Can you copy out, word for word, the material from its first line up to and including the line that contains "- staticText: 温度: [396, 1088, 436, 1113]"?

— Start Material —

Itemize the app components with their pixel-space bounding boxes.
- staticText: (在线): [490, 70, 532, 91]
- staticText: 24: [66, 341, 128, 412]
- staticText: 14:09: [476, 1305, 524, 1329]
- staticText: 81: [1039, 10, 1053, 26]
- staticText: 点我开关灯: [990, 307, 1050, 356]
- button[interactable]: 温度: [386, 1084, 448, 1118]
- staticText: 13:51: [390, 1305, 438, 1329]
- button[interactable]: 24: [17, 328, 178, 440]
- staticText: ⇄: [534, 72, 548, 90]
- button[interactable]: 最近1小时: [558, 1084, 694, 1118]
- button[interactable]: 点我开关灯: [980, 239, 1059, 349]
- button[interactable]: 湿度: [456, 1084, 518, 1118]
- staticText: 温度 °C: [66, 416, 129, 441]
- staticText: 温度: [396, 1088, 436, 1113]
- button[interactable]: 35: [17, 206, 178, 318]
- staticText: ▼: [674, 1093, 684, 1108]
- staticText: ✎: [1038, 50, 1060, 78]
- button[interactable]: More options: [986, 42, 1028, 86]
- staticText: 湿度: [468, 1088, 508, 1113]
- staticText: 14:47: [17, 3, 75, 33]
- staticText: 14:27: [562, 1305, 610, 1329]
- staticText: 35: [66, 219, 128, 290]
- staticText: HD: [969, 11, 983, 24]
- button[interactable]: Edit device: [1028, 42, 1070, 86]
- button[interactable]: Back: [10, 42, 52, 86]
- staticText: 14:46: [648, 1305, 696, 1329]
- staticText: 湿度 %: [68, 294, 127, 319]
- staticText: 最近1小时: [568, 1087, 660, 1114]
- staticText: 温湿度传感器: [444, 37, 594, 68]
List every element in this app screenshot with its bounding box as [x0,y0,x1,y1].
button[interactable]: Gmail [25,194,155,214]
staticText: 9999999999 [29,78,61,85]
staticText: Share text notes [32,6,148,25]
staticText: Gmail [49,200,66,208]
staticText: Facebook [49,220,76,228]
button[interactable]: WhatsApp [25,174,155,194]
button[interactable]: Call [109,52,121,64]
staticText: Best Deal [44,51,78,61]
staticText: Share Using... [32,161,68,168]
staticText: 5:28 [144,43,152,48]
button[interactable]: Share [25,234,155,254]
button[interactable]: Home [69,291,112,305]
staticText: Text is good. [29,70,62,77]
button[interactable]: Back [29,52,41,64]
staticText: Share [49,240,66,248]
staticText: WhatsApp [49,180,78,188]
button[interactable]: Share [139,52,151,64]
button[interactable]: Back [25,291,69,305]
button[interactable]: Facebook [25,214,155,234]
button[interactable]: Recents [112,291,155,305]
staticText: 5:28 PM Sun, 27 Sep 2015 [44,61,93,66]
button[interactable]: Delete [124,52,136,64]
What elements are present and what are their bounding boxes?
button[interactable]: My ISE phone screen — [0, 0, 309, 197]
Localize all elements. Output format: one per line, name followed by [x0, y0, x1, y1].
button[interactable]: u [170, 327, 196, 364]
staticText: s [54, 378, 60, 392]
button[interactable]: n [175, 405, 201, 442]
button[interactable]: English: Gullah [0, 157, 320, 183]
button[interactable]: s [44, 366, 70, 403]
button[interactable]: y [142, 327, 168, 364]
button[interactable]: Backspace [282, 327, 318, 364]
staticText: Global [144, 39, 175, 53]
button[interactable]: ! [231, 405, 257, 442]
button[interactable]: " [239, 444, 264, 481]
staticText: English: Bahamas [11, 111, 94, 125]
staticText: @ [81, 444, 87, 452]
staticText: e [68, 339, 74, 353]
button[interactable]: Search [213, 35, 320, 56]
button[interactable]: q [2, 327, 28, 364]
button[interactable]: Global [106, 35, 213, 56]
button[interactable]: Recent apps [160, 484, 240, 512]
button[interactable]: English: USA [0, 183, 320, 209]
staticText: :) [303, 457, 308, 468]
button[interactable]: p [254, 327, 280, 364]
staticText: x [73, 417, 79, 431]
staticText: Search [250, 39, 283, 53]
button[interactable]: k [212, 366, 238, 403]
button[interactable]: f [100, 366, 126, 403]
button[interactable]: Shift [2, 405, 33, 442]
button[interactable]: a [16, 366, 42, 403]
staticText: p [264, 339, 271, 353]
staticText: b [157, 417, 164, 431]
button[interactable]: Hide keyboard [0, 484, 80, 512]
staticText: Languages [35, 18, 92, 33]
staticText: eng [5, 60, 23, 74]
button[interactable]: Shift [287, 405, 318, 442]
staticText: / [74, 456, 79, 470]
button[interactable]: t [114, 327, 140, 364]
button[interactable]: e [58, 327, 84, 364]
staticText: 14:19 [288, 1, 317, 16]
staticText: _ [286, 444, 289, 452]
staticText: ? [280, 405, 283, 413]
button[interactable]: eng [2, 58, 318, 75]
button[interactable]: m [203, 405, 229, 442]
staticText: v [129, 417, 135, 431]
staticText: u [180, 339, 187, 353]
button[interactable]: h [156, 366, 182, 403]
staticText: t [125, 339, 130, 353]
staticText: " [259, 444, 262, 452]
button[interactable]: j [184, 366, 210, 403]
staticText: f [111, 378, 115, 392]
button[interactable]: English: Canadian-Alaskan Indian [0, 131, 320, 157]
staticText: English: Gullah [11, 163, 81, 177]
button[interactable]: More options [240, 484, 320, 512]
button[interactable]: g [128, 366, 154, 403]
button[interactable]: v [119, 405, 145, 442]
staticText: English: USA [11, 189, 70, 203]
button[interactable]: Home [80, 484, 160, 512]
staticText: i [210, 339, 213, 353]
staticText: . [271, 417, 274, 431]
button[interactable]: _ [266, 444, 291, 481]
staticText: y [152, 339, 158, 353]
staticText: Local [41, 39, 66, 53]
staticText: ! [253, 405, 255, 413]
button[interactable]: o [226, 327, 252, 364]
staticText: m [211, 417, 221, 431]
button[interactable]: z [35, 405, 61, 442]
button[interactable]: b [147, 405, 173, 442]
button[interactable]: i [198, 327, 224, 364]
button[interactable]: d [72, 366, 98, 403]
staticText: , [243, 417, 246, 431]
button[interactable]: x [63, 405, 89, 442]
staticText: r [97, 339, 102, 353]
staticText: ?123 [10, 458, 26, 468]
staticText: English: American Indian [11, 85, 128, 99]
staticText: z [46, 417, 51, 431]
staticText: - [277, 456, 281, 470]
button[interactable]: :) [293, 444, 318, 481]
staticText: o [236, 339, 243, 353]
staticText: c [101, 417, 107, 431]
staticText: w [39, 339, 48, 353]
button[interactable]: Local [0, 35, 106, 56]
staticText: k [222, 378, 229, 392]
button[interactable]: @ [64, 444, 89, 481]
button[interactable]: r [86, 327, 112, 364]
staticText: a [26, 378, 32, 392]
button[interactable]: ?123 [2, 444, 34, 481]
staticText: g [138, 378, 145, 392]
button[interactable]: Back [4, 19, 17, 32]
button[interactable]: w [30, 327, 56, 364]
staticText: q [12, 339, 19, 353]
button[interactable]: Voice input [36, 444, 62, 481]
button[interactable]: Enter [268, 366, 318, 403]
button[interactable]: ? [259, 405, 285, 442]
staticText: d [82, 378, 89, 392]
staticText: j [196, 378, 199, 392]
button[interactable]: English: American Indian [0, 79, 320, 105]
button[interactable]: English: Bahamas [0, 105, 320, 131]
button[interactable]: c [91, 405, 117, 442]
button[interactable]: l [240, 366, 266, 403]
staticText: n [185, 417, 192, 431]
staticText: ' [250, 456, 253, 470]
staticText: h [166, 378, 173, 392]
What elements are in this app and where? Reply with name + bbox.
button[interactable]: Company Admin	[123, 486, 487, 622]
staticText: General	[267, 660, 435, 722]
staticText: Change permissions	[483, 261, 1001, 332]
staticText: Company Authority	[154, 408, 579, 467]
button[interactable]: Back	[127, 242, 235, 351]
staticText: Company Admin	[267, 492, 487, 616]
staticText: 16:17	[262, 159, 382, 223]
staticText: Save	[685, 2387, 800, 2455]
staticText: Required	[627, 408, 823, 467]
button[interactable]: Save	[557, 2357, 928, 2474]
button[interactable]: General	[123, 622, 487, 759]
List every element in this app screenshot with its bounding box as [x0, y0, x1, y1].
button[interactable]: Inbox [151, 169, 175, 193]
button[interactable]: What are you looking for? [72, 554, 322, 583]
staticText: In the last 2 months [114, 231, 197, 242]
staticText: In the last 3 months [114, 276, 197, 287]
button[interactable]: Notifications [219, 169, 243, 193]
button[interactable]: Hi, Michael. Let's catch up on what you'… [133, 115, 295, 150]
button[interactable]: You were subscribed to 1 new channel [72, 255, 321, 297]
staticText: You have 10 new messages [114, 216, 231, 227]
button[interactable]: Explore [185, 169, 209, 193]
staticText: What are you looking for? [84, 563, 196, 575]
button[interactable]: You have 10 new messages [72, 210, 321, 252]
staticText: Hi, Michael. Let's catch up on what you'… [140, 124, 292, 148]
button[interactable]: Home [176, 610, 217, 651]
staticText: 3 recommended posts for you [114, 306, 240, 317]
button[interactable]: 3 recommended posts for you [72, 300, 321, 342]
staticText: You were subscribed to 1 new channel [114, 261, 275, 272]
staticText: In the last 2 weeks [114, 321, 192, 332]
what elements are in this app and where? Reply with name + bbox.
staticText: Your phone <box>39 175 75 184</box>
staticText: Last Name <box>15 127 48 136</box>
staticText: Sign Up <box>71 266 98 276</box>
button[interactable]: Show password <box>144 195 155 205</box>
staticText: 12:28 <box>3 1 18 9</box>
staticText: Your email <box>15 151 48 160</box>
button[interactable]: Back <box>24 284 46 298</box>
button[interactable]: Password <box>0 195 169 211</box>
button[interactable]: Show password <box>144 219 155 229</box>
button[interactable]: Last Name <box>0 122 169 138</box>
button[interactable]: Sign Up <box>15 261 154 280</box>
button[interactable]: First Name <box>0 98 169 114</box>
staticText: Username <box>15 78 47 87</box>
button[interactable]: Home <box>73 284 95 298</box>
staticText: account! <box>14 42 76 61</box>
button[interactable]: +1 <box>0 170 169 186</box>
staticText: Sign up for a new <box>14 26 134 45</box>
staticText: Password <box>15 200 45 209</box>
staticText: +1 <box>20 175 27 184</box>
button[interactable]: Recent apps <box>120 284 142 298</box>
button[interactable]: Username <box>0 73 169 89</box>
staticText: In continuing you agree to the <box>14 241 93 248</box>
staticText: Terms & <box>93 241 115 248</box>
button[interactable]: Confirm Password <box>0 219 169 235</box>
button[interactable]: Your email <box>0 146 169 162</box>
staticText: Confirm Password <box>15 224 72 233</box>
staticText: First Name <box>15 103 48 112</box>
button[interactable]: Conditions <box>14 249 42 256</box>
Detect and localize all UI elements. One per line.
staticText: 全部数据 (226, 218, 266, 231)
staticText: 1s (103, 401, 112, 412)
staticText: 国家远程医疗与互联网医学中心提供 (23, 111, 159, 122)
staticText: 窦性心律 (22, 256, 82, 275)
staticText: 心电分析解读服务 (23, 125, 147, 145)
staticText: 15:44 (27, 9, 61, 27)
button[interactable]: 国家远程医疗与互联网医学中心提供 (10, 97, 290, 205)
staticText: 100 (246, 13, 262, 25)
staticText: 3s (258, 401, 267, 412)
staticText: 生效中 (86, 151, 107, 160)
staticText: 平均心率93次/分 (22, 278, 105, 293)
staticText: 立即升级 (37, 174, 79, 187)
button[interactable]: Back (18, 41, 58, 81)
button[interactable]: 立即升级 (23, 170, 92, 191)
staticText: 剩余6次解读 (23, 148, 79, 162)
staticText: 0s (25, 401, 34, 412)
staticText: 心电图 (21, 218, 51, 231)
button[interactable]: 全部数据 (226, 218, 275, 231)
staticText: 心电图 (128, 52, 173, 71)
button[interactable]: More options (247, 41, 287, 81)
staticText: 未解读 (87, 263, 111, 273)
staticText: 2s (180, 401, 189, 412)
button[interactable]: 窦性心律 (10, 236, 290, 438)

— End Material —

Final answer:
Itemize the app components with their pixel-space bounding boxes.
- staticText: (在线): [490, 70, 532, 91]
- staticText: 24: [66, 341, 128, 412]
- staticText: 14:09: [476, 1305, 524, 1329]
- staticText: 81: [1039, 10, 1053, 26]
- staticText: 点我开关灯: [990, 307, 1050, 356]
- button[interactable]: 温度: [386, 1084, 448, 1118]
- staticText: 13:51: [390, 1305, 438, 1329]
- button[interactable]: 24: [17, 328, 178, 440]
- staticText: ⇄: [534, 72, 548, 90]
- button[interactable]: 最近1小时: [558, 1084, 694, 1118]
- button[interactable]: 点我开关灯: [980, 239, 1059, 349]
- button[interactable]: 湿度: [456, 1084, 518, 1118]
- staticText: 温度 °C: [66, 416, 129, 441]
- staticText: 温度: [396, 1088, 436, 1113]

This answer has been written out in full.